=== What the exercise asks ===
Output all lines exactly, with nothing added or dropped.

=== Data provided ===

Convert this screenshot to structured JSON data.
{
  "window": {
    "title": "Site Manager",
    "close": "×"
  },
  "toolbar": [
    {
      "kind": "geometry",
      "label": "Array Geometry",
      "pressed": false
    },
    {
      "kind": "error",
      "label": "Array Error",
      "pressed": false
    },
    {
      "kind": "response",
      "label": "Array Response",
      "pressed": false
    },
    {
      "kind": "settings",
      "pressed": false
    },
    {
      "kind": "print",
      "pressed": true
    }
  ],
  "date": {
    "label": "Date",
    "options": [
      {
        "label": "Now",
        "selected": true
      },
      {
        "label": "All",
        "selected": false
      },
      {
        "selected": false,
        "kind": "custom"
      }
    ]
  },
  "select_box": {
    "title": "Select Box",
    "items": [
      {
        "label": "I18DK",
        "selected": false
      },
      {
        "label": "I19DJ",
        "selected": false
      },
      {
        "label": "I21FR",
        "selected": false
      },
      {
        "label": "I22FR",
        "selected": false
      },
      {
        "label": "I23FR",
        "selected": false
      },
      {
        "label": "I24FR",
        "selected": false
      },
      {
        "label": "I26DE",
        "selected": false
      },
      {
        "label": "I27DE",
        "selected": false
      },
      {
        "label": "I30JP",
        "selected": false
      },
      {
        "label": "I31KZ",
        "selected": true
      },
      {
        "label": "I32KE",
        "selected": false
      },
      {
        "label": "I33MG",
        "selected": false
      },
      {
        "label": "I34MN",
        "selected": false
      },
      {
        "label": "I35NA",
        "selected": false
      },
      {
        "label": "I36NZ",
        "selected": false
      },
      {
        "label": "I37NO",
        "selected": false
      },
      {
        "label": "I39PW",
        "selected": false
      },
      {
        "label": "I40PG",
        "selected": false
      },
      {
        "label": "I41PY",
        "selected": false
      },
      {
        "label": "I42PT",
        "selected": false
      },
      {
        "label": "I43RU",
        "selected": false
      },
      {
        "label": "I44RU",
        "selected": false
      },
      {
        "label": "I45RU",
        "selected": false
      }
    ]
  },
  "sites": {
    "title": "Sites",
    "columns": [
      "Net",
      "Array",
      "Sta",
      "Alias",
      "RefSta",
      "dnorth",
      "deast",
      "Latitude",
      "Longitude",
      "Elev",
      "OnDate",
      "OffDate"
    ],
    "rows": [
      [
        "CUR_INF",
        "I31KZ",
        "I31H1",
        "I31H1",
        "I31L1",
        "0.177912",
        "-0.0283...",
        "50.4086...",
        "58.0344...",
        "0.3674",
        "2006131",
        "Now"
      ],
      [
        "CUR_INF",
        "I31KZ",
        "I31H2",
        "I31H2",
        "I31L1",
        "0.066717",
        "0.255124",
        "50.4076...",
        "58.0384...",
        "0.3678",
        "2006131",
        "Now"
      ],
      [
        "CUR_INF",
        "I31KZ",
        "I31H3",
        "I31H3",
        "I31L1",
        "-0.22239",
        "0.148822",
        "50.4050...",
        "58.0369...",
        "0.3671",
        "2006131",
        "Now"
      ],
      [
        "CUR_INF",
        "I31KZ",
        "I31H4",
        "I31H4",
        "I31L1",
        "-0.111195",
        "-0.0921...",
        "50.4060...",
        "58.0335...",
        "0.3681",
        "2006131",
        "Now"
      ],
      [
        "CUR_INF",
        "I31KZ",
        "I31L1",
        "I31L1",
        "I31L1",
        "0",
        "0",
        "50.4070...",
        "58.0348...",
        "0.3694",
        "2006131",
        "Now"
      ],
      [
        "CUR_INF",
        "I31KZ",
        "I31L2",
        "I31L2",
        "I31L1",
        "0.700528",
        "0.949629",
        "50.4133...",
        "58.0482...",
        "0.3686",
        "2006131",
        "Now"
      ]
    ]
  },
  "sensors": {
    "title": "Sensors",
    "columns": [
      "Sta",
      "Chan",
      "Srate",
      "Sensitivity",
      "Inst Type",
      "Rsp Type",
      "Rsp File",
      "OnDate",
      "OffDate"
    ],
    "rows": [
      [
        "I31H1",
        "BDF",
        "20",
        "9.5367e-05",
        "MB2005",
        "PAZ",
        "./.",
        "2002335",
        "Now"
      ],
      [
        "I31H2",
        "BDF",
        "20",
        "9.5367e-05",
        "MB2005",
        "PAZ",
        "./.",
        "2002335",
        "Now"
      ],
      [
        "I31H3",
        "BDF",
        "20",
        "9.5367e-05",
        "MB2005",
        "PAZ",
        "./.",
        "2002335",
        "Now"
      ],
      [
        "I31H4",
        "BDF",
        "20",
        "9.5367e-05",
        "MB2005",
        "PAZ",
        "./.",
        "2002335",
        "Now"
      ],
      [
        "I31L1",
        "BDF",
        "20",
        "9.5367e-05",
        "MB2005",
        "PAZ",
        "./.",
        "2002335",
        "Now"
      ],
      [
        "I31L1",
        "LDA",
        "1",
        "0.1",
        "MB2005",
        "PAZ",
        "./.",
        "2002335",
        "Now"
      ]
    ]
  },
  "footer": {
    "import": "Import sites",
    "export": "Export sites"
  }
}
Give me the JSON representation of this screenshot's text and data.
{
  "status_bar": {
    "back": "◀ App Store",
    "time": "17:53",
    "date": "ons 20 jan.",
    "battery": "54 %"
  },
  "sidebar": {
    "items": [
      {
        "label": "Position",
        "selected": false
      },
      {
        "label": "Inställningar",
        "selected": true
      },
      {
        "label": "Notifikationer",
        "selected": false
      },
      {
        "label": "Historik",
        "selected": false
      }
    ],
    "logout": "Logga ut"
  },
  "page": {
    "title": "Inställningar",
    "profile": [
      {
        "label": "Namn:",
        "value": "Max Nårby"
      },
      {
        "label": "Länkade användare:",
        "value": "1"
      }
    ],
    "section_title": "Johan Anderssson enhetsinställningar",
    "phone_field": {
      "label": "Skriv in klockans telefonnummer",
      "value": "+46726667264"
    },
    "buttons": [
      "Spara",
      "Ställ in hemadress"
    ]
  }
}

=== Full output ===
Convert this screenshot to structured JSON data.
{
  "window": {
    "title": "Site Manager",
    "close": "×"
  },
  "toolbar": [
    {
      "kind": "geometry",
      "label": "Array Geometry",
      "pressed": false
    },
    {
      "kind": "error",
      "label": "Array Error",
      "pressed": false
    },
    {
      "kind": "response",
      "label": "Array Response",
      "pressed": false
    },
    {
      "kind": "settings",
      "pressed": false
    },
    {
      "kind": "print",
      "pressed": true
    }
  ],
  "date": {
    "label": "Date",
    "options": [
      {
        "label": "Now",
        "selected": true
      },
      {
        "label": "All",
        "selected": false
      },
      {
        "selected": false,
        "kind": "custom"
      }
    ]
  },
  "select_box": {
    "title": "Select Box",
    "items": [
      {
        "label": "I18DK",
        "selected": false
      },
      {
        "label": "I19DJ",
        "selected": false
      },
      {
        "label": "I21FR",
        "selected": false
      },
      {
        "label": "I22FR",
        "selected": false
      },
      {
        "label": "I23FR",
        "selected": false
      },
      {
        "label": "I24FR",
        "selected": false
      },
      {
        "label": "I26DE",
        "selected": false
      },
      {
        "label": "I27DE",
        "selected": false
      },
      {
        "label": "I30JP",
        "selected": false
      },
      {
        "label": "I31KZ",
        "selected": true
      },
      {
        "label": "I32KE",
        "selected": false
      },
      {
        "label": "I33MG",
        "selected": false
      },
      {
        "label": "I34MN",
        "selected": false
      },
      {
        "label": "I35NA",
        "selected": false
      },
      {
        "label": "I36NZ",
        "selected": false
      },
      {
        "label": "I37NO",
        "selected": false
      },
      {
        "label": "I39PW",
        "selected": false
      },
      {
        "label": "I40PG",
        "selected": false
      },
      {
        "label": "I41PY",
        "selected": false
      },
      {
        "label": "I42PT",
        "selected": false
      },
      {
        "label": "I43RU",
        "selected": false
      },
      {
        "label": "I44RU",
        "selected": false
      },
      {
        "label": "I45RU",
        "selected": false
      }
    ]
  },
  "sites": {
    "title": "Sites",
    "columns": [
      "Net",
      "Array",
      "Sta",
      "Alias",
      "RefSta",
      "dnorth",
      "deast",
      "Latitude",
      "Longitude",
      "Elev",
      "OnDate",
      "OffDate"
    ],
    "rows": [
      [
        "CUR_INF",
        "I31KZ",
        "I31H1",
        "I31H1",
        "I31L1",
        "0.177912",
        "-0.0283...",
        "50.4086...",
        "58.0344...",
        "0.3674",
        "2006131",
        "Now"
      ],
      [
        "CUR_INF",
        "I31KZ",
        "I31H2",
        "I31H2",
        "I31L1",
        "0.066717",
        "0.255124",
        "50.4076...",
        "58.0384...",
        "0.3678",
        "2006131",
        "Now"
      ],
      [
        "CUR_INF",
        "I31KZ",
        "I31H3",
        "I31H3",
        "I31L1",
        "-0.22239",
        "0.148822",
        "50.4050...",
        "58.0369...",
        "0.3671",
        "2006131",
        "Now"
      ],
      [
        "CUR_INF",
        "I31KZ",
        "I31H4",
        "I31H4",
        "I31L1",
        "-0.111195",
        "-0.0921...",
        "50.4060...",
        "58.0335...",
        "0.3681",
        "2006131",
        "Now"
      ],
      [
        "CUR_INF",
        "I31KZ",
        "I31L1",
        "I31L1",
        "I31L1",
        "0",
        "0",
        "50.4070...",
        "58.0348...",
        "0.3694",
        "2006131",
        "Now"
      ],
      [
        "CUR_INF",
        "I31KZ",
        "I31L2",
        "I31L2",
        "I31L1",
        "0.700528",
        "0.949629",
        "50.4133...",
        "58.0482...",
        "0.3686",
        "2006131",
        "Now"
      ]
    ]
  },
  "sensors": {
    "title": "Sensors",
    "columns": [
      "Sta",
      "Chan",
      "Srate",
      "Sensitivity",
      "Inst Type",
      "Rsp Type",
      "Rsp File",
      "OnDate",
      "OffDate"
    ],
    "rows": [
      [
        "I31H1",
        "BDF",
        "20",
        "9.5367e-05",
        "MB2005",
        "PAZ",
        "./.",
        "2002335",
        "Now"
      ],
      [
        "I31H2",
        "BDF",
        "20",
        "9.5367e-05",
        "MB2005",
        "PAZ",
        "./.",
        "2002335",
        "Now"
      ],
      [
        "I31H3",
        "BDF",
        "20",
        "9.5367e-05",
        "MB2005",
        "PAZ",
        "./.",
        "2002335",
        "Now"
      ],
      [
        "I31H4",
        "BDF",
        "20",
        "9.5367e-05",
        "MB2005",
        "PAZ",
        "./.",
        "2002335",
        "Now"
      ],
      [
        "I31L1",
        "BDF",
        "20",
        "9.5367e-05",
        "MB2005",
        "PAZ",
        "./.",
        "2002335",
        "Now"
      ],
      [
        "I31L1",
        "LDA",
        "1",
        "0.1",
        "MB2005",
        "PAZ",
        "./.",
        "2002335",
        "Now"
      ]
    ]
  },
  "footer": {
    "import": "Import sites",
    "export": "Export sites"
  }
}
Give me the JSON representation of this screenshot's text and data.
{
  "status_bar": {
    "back": "◀ App Store",
    "time": "17:53",
    "date": "ons 20 jan.",
    "battery": "54 %"
  },
  "sidebar": {
    "items": [
      {
        "label": "Position",
        "selected": false
      },
      {
        "label": "Inställningar",
        "selected": true
      },
      {
        "label": "Notifikationer",
        "selected": false
      },
      {
        "label": "Historik",
        "selected": false
      }
    ],
    "logout": "Logga ut"
  },
  "page": {
    "title": "Inställningar",
    "profile": [
      {
        "label": "Namn:",
        "value": "Max Nårby"
      },
      {
        "label": "Länkade användare:",
        "value": "1"
      }
    ],
    "section_title": "Johan Anderssson enhetsinställningar",
    "phone_field": {
      "label": "Skriv in klockans telefonnummer",
      "value": "+46726667264"
    },
    "buttons": [
      "Spara",
      "Ställ in hemadress"
    ]
  }
}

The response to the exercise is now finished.